- What is needed -
Below is a block of data; give all of it again word for word.

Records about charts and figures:

◇ ◇ ◇ ◇ ◇ ◇ ◇

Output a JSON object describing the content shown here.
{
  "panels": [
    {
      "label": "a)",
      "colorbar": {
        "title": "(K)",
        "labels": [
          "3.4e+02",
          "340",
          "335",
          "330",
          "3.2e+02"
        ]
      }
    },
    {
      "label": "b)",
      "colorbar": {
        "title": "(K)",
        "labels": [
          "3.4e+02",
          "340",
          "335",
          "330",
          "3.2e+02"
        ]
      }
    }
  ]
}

◇ ◇ ◇ ◇ ◇ ◇ ◇

- Output below -
Output a JSON object describing the content shown here.
{
  "panels": [
    {
      "label": "a)",
      "colorbar": {
        "title": "(K)",
        "labels": [
          "3.4e+02",
          "340",
          "335",
          "330",
          "3.2e+02"
        ]
      }
    },
    {
      "label": "b)",
      "colorbar": {
        "title": "(K)",
        "labels": [
          "3.4e+02",
          "340",
          "335",
          "330",
          "3.2e+02"
        ]
      }
    }
  ]
}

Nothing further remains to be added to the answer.